- Exercise requirements -
Copy word for word the part of the listing that opens with the line containing "tick-label: 30 [85, 1113, 100, 1127]" and closes with the line containing "legend-label: MESOSCALE/TARGET Location", both included.

################

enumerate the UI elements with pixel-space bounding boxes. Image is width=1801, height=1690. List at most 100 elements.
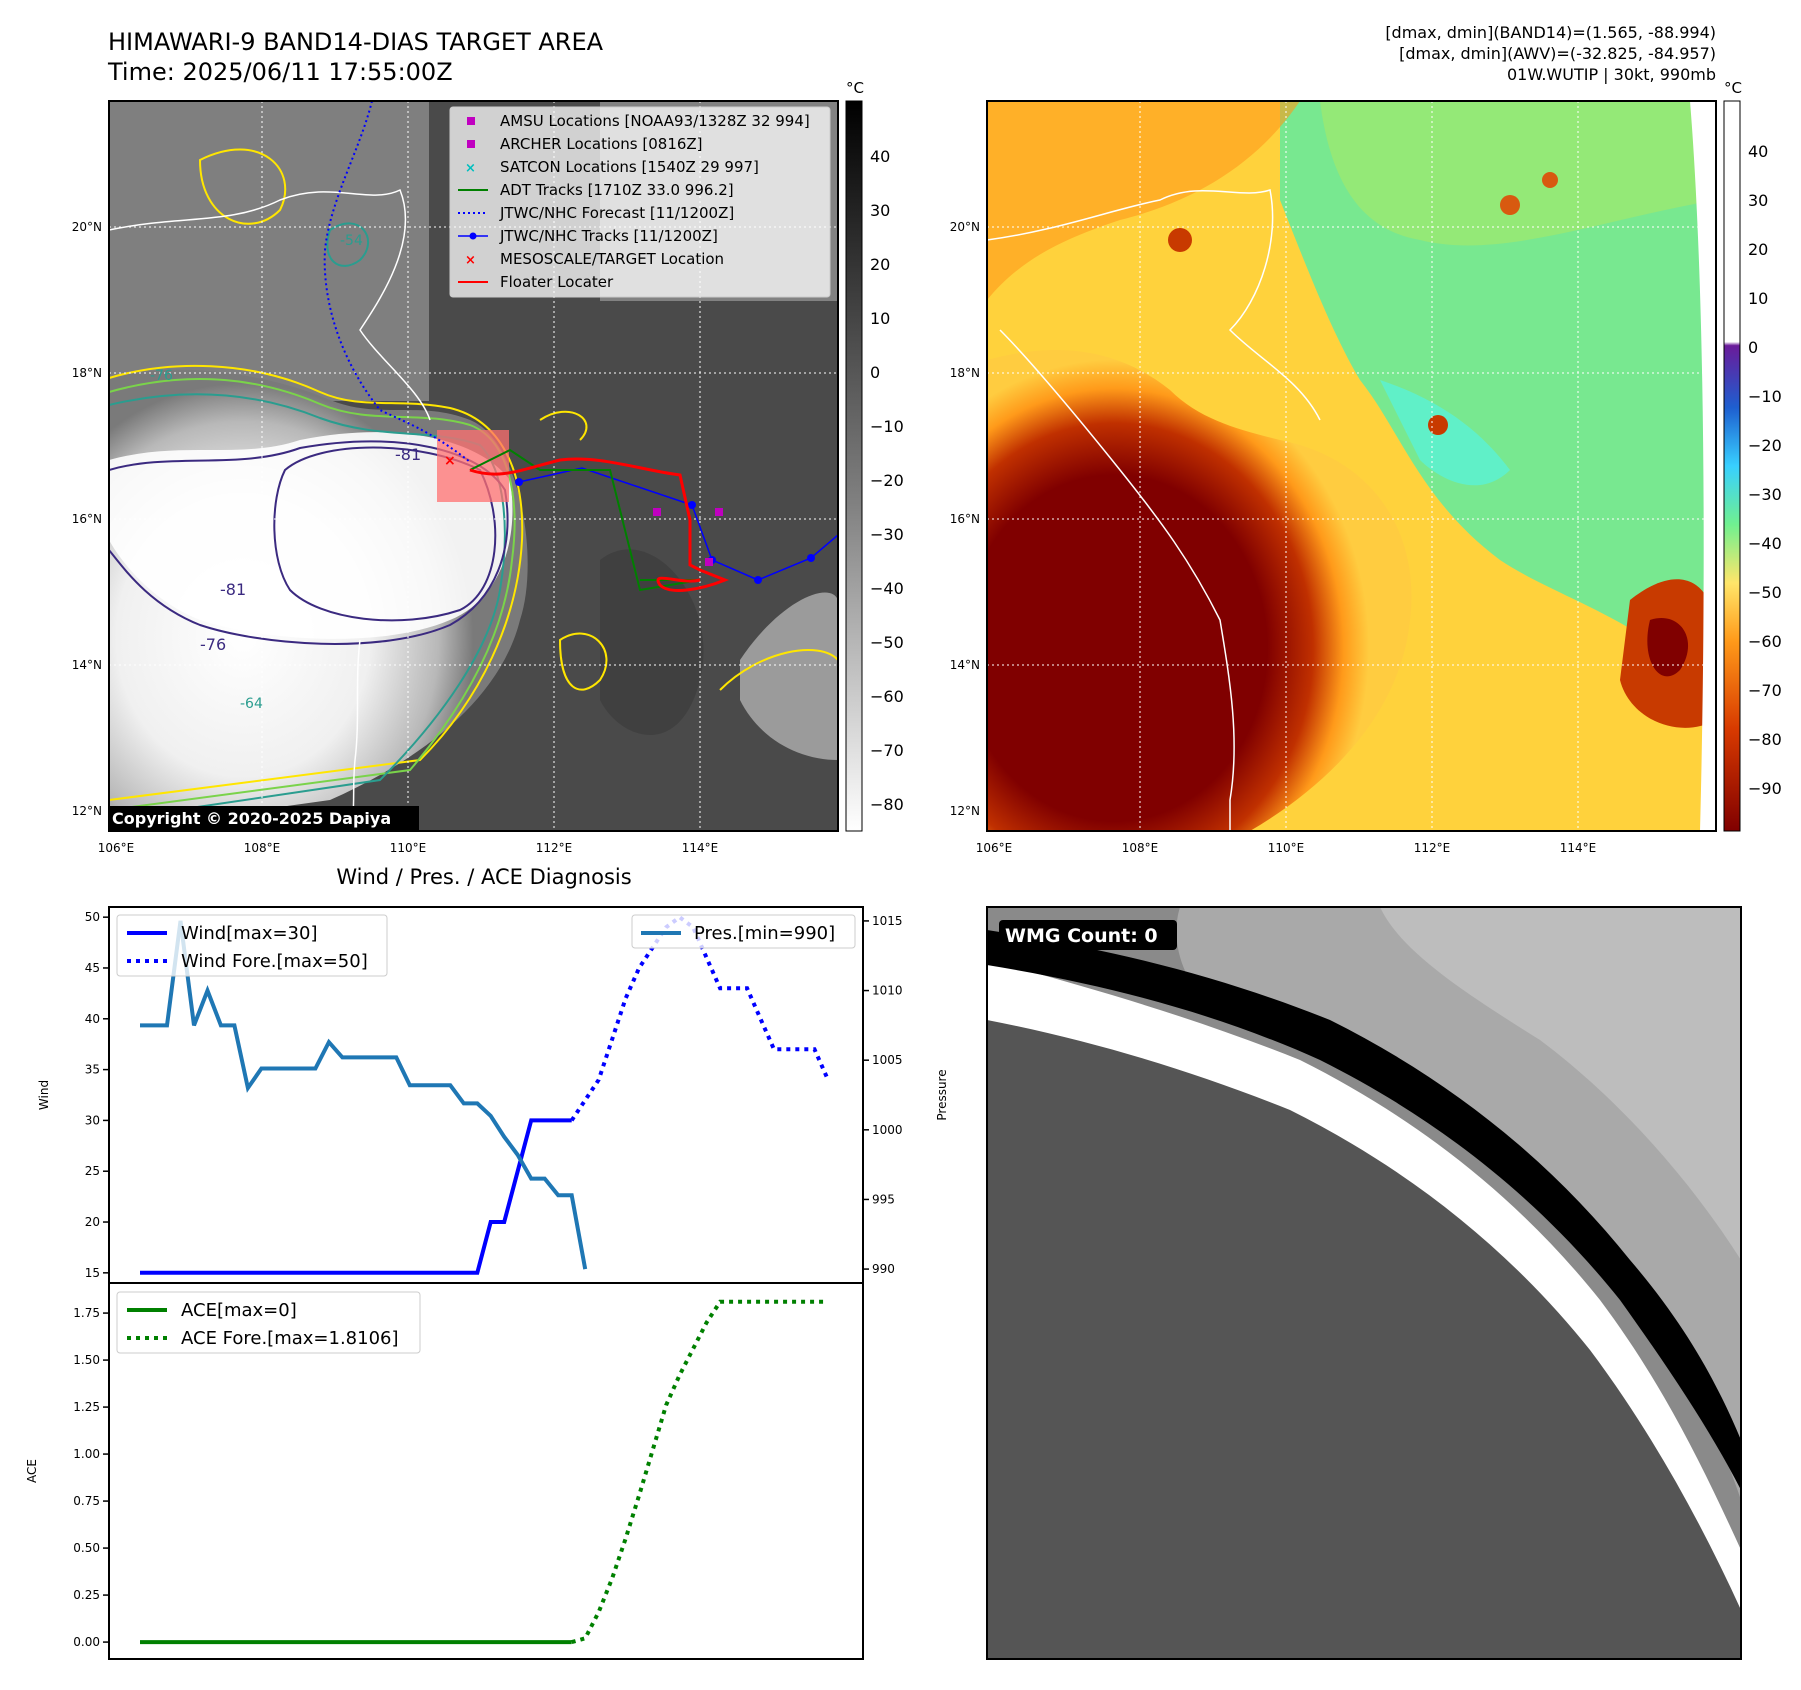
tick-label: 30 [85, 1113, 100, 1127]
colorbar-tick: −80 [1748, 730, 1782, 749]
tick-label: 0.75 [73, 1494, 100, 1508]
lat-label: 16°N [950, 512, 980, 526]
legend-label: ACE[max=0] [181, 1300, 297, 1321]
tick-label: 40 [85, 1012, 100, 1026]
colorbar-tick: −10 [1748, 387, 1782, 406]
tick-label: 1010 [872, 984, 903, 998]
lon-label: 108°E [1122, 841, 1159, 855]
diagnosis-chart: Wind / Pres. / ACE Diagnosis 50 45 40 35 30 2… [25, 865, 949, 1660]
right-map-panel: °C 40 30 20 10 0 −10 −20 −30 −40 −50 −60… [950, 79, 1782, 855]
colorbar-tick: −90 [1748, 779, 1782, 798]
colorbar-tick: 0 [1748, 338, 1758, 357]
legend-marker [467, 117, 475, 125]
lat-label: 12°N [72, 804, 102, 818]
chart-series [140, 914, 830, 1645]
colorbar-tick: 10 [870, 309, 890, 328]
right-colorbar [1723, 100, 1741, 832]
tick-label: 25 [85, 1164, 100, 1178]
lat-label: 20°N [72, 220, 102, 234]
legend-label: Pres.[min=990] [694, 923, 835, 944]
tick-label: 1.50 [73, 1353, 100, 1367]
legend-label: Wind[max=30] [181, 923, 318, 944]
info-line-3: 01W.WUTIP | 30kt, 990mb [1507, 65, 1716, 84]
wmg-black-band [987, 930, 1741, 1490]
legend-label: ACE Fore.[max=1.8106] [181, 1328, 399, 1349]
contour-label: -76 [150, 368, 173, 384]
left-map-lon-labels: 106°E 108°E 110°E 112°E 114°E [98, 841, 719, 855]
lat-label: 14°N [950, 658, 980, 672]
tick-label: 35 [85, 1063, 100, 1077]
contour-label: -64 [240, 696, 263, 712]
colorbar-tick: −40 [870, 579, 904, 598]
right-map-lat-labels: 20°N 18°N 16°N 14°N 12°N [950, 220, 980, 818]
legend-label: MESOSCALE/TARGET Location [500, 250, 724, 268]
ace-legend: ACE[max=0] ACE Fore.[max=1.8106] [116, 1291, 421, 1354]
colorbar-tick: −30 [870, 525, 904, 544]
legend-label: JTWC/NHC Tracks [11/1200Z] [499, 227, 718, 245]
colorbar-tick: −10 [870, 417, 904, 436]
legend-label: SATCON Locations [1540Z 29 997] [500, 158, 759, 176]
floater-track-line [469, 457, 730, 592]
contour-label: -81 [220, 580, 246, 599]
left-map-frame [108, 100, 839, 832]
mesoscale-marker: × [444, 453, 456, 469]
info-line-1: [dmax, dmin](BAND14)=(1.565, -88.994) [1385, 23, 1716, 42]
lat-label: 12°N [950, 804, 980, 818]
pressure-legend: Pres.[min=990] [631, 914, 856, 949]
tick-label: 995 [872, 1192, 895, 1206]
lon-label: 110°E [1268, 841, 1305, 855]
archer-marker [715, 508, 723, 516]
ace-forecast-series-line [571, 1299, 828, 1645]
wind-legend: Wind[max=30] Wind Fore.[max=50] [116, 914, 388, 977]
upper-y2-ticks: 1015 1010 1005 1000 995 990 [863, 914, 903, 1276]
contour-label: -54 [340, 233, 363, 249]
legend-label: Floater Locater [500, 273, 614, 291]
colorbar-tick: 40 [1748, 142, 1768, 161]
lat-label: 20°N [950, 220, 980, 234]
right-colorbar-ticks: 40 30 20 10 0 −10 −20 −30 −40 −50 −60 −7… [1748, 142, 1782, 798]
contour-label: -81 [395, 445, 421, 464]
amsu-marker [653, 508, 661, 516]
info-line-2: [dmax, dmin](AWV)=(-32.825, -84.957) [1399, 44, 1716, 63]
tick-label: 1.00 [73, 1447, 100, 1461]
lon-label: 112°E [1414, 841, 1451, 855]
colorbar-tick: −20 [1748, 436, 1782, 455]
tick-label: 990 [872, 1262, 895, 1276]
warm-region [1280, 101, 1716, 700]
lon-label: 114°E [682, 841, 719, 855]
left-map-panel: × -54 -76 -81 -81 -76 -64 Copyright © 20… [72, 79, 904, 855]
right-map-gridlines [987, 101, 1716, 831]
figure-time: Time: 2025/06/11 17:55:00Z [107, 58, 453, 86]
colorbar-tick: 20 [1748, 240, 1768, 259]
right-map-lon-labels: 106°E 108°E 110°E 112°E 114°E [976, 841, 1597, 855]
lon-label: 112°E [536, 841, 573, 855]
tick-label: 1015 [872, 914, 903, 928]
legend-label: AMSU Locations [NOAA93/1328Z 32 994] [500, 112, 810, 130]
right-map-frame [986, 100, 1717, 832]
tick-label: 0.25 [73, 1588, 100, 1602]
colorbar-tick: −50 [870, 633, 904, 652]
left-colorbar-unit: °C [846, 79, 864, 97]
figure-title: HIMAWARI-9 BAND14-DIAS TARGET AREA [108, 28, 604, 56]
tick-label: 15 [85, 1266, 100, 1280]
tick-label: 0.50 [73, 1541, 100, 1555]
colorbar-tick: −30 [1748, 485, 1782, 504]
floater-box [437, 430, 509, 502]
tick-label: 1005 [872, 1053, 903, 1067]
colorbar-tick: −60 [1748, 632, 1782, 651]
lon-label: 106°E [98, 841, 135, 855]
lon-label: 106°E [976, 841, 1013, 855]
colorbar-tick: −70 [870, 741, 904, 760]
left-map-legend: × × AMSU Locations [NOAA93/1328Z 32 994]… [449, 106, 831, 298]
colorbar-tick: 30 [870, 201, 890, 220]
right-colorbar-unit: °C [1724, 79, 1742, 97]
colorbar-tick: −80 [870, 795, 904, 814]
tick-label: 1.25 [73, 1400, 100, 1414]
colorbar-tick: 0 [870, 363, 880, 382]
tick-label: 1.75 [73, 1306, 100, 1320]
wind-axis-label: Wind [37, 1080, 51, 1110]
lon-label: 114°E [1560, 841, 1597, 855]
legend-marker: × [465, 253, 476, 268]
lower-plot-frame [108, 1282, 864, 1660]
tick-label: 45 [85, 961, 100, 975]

################

- Task output -
tick-label: 30 [85, 1113, 100, 1127]
colorbar-tick: −80 [1748, 730, 1782, 749]
tick-label: 0.75 [73, 1494, 100, 1508]
lat-label: 16°N [950, 512, 980, 526]
legend-label: ACE[max=0] [181, 1300, 297, 1321]
tick-label: 40 [85, 1012, 100, 1026]
colorbar-tick: −10 [1748, 387, 1782, 406]
tick-label: 1010 [872, 984, 903, 998]
lon-label: 108°E [1122, 841, 1159, 855]
diagnosis-chart: Wind / Pres. / ACE Diagnosis 50 45 40 35 30 2… [25, 865, 949, 1660]
right-map-panel: °C 40 30 20 10 0 −10 −20 −30 −40 −50 −60… [950, 79, 1782, 855]
colorbar-tick: −90 [1748, 779, 1782, 798]
colorbar-tick: 0 [1748, 338, 1758, 357]
legend-marker [467, 117, 475, 125]
lat-label: 12°N [72, 804, 102, 818]
chart-series [140, 914, 830, 1645]
colorbar-tick: 10 [870, 309, 890, 328]
right-colorbar [1723, 100, 1741, 832]
tick-label: 25 [85, 1164, 100, 1178]
lat-label: 20°N [72, 220, 102, 234]
legend-label: Pres.[min=990] [694, 923, 835, 944]
tick-label: 1.50 [73, 1353, 100, 1367]
legend-label: Wind[max=30] [181, 923, 318, 944]
info-line-3: 01W.WUTIP | 30kt, 990mb [1507, 65, 1716, 84]
wmg-black-band [987, 930, 1741, 1490]
legend-label: ACE Fore.[max=1.8106] [181, 1328, 399, 1349]
contour-label: -76 [150, 368, 173, 384]
left-map-lon-labels: 106°E 108°E 110°E 112°E 114°E [98, 841, 719, 855]
lat-label: 14°N [950, 658, 980, 672]
tick-label: 35 [85, 1063, 100, 1077]
contour-label: -64 [240, 696, 263, 712]
colorbar-tick: −40 [870, 579, 904, 598]
right-map-lat-labels: 20°N 18°N 16°N 14°N 12°N [950, 220, 980, 818]
legend-label: MESOSCALE/TARGET Location [500, 250, 724, 268]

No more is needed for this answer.